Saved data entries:
/---
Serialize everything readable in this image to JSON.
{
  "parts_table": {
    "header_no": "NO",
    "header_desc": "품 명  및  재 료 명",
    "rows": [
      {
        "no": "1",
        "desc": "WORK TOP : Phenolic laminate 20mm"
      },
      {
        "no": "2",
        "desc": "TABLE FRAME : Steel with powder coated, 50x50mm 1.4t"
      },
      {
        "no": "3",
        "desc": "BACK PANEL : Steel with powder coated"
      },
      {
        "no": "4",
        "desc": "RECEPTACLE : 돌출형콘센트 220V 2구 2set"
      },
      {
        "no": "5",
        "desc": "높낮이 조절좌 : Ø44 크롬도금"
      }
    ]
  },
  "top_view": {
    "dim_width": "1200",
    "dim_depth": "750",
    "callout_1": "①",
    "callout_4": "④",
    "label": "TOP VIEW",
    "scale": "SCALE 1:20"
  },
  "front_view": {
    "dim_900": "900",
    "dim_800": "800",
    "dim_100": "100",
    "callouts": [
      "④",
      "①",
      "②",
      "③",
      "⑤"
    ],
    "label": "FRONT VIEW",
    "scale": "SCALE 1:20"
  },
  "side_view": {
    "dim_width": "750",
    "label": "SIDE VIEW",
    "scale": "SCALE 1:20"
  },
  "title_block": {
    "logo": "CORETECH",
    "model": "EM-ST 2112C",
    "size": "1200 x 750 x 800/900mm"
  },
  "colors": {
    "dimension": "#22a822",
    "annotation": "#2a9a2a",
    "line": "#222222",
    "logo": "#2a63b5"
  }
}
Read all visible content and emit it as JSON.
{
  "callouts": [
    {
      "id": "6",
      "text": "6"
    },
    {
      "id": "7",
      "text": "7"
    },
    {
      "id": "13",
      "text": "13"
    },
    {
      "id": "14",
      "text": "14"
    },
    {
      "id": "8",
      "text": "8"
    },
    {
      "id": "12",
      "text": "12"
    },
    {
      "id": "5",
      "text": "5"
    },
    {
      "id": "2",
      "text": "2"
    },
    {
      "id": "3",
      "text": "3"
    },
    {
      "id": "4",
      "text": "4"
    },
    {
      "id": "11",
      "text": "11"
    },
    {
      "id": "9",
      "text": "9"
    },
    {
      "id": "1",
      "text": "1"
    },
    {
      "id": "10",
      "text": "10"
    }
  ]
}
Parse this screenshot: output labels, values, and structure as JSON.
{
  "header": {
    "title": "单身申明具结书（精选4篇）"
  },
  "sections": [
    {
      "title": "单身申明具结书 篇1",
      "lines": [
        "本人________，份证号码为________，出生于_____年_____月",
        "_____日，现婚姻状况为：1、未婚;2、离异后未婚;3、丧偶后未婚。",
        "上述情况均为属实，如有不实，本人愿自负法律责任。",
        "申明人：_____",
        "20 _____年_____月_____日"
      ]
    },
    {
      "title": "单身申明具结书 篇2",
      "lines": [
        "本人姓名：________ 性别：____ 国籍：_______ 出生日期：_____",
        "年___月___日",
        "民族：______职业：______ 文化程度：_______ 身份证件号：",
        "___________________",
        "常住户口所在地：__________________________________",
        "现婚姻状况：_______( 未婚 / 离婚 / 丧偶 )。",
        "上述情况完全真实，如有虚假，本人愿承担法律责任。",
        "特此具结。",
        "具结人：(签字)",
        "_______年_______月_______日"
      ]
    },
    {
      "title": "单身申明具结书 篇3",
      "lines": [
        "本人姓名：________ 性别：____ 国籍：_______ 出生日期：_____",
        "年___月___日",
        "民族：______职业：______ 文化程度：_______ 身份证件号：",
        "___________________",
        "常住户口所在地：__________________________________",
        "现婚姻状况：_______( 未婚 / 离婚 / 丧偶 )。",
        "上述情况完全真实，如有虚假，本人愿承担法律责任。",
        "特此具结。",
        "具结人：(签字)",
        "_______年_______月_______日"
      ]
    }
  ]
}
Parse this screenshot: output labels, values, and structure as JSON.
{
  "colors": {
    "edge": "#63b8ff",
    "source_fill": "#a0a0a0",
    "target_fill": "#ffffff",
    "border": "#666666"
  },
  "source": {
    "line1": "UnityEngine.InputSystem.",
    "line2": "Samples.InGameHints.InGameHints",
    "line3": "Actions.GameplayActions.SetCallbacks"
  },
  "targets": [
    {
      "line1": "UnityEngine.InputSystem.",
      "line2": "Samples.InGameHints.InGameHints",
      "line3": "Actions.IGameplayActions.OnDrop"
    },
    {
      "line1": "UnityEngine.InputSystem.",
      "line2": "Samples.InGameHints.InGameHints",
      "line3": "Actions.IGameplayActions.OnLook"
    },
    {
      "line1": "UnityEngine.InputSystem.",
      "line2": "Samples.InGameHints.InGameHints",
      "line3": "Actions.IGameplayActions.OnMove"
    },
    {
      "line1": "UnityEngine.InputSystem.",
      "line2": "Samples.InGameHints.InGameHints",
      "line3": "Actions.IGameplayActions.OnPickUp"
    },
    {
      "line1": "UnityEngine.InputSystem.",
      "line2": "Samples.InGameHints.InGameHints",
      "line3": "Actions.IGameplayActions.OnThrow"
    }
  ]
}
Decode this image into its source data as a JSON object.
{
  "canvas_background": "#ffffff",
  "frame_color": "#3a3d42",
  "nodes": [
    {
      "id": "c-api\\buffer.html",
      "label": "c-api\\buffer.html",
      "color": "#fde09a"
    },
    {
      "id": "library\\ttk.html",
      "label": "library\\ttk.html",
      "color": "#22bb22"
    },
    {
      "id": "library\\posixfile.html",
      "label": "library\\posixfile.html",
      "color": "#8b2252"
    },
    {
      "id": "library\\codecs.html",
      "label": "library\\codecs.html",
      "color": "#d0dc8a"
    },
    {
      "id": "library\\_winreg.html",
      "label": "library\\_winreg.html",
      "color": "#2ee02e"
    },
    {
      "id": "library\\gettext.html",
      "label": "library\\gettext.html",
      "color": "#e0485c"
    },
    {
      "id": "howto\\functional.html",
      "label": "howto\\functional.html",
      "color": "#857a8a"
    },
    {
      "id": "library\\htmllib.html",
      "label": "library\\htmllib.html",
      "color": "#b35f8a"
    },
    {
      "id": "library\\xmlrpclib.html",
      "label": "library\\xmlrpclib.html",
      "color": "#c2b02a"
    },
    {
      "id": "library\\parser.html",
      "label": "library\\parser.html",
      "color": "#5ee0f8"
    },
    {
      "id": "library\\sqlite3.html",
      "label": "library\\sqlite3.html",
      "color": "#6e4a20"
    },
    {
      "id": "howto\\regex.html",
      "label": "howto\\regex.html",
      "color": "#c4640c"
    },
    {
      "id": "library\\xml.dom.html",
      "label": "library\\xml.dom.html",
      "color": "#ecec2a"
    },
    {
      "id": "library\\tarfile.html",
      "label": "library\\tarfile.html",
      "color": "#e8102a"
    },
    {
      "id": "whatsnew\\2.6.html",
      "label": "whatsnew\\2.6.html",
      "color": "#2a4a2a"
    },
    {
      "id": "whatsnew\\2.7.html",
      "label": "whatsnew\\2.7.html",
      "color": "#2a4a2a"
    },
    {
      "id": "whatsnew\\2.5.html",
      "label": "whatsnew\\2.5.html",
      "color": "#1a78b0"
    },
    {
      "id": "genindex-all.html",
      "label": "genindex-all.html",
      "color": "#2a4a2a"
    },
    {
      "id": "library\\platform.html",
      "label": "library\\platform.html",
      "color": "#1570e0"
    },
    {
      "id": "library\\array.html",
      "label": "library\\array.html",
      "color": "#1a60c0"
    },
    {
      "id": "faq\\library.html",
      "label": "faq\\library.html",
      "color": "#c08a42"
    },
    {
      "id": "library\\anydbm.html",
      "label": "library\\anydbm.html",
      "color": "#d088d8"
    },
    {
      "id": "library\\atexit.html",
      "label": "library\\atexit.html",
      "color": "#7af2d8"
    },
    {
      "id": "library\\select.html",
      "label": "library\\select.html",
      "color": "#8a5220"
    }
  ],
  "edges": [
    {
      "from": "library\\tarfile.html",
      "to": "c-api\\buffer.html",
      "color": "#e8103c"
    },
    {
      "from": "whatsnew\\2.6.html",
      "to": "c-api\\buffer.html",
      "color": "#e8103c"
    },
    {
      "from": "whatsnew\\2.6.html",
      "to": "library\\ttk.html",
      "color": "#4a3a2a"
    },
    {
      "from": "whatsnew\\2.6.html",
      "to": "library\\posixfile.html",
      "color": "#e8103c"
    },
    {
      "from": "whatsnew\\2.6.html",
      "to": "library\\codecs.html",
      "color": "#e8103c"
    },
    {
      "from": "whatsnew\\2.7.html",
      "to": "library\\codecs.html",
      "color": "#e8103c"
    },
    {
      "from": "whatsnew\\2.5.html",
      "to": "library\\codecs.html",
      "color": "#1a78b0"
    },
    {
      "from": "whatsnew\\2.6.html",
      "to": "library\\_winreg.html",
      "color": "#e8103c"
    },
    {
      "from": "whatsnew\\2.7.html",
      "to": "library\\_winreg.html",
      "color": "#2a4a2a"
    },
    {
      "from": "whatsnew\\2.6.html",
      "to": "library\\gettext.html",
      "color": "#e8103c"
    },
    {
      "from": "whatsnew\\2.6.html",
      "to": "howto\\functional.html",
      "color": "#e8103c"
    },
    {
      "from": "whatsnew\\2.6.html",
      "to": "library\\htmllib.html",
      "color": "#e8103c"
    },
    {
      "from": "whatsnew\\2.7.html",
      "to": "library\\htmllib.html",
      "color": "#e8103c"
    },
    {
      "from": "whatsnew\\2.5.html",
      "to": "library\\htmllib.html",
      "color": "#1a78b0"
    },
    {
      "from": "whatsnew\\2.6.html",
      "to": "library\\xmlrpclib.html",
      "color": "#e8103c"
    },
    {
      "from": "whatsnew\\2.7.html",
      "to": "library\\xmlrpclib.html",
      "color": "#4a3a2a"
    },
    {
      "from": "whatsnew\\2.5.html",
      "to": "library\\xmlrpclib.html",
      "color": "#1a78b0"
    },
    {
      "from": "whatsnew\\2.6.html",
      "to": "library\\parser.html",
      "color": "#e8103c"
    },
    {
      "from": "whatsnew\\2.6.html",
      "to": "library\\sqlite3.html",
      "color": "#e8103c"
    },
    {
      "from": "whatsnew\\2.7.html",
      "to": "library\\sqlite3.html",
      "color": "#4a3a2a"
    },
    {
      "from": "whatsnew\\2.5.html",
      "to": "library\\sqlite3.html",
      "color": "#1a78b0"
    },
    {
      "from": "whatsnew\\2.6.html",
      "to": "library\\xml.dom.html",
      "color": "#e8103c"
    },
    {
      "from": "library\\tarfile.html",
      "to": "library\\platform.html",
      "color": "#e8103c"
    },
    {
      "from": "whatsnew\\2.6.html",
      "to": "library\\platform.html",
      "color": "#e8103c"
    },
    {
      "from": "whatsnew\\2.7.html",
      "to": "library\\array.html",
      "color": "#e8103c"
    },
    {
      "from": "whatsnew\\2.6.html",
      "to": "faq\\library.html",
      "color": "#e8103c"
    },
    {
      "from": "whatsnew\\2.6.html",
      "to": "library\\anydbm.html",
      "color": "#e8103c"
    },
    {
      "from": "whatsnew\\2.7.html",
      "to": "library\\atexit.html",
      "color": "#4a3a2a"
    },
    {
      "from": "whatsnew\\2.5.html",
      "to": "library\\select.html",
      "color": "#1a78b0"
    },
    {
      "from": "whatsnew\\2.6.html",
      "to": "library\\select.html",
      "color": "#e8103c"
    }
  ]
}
\---
Which lines hold the word "Actions"? Copy all of them.

*Correct answer:*
    "line3": "Actions.GameplayActions.SetCallbacks"
      "line3": "Actions.IGameplayActions.OnDrop"
      "line3": "Actions.IGameplayActions.OnLook"
      "line3": "Actions.IGameplayActions.OnMove"
      "line3": "Actions.IGameplayActions.OnPickUp"
      "line3": "Actions.IGameplayActions.OnThrow"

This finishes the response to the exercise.